**WORK REQUIRED:** Reproduce the listing below in its entirety. Change nothing.

[Dataset rows about figures]
+===+

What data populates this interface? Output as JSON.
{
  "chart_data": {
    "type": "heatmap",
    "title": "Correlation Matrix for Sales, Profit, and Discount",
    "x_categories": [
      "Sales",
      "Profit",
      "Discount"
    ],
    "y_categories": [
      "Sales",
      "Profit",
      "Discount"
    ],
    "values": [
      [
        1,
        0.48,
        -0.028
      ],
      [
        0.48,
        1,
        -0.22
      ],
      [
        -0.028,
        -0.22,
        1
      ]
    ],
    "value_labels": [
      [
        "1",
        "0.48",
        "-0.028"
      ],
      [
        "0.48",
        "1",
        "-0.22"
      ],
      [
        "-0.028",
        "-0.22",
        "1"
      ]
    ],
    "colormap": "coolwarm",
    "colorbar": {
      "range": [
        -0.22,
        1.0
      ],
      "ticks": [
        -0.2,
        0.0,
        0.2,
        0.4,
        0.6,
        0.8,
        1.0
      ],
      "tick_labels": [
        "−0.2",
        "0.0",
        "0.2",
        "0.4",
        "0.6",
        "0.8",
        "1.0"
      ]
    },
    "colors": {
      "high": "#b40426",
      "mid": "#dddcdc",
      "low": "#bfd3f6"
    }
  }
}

+===+

**EXERCISE RESPONSE:**
What data populates this interface? Output as JSON.
{
  "chart_data": {
    "type": "heatmap",
    "title": "Correlation Matrix for Sales, Profit, and Discount",
    "x_categories": [
      "Sales",
      "Profit",
      "Discount"
    ],
    "y_categories": [
      "Sales",
      "Profit",
      "Discount"
    ],
    "values": [
      [
        1,
        0.48,
        -0.028
      ],
      [
        0.48,
        1,
        -0.22
      ],
      [
        -0.028,
        -0.22,
        1
      ]
    ],
    "value_labels": [
      [
        "1",
        "0.48",
        "-0.028"
      ],
      [
        "0.48",
        "1",
        "-0.22"
      ],
      [
        "-0.028",
        "-0.22",
        "1"
      ]
    ],
    "colormap": "coolwarm",
    "colorbar": {
      "range": [
        -0.22,
        1.0
      ],
      "ticks": [
        -0.2,
        0.0,
        0.2,
        0.4,
        0.6,
        0.8,
        1.0
      ],
      "tick_labels": [
        "−0.2",
        "0.0",
        "0.2",
        "0.4",
        "0.6",
        "0.8",
        "1.0"
      ]
    },
    "colors": {
      "high": "#b40426",
      "mid": "#dddcdc",
      "low": "#bfd3f6"
    }
  }
}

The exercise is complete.